Copy out all the lines where "title" shows up.
═══ MATERIAL FOR THIS EXERCISE ═══
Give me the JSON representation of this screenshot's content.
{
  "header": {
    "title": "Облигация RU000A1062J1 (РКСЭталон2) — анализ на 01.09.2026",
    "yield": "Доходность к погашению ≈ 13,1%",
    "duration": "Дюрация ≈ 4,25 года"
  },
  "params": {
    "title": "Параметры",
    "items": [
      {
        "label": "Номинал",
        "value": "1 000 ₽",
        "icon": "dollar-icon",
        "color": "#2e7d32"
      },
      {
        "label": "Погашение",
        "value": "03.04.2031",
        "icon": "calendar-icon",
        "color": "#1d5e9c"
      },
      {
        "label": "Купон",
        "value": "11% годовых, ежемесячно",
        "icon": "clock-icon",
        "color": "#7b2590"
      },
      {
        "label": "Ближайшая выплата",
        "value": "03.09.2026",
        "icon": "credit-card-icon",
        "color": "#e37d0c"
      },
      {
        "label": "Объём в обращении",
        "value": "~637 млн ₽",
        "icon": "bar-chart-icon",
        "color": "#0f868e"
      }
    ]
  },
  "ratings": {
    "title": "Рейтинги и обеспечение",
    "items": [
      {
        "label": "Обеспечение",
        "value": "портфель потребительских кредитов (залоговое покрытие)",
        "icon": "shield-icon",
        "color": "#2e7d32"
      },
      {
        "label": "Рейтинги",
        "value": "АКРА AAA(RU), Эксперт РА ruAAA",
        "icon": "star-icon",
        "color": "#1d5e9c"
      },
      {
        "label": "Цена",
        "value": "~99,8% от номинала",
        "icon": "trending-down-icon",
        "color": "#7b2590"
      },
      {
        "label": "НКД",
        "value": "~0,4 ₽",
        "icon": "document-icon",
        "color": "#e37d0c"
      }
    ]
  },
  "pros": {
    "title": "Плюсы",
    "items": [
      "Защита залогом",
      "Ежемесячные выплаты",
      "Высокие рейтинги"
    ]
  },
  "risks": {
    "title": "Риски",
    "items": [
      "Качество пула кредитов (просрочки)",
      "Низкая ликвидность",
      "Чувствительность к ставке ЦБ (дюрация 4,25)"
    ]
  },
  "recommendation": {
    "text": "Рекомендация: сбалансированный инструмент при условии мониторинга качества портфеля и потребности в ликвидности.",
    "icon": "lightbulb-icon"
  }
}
═══
- [TASK ANSWER]
    "title": "Облигация RU000A1062J1 (РКСЭталон2) — анализ на 01.09.2026",
    "title": "Параметры",
    "title": "Рейтинги и обеспечение",
    "title": "Плюсы",
    "title": "Риски",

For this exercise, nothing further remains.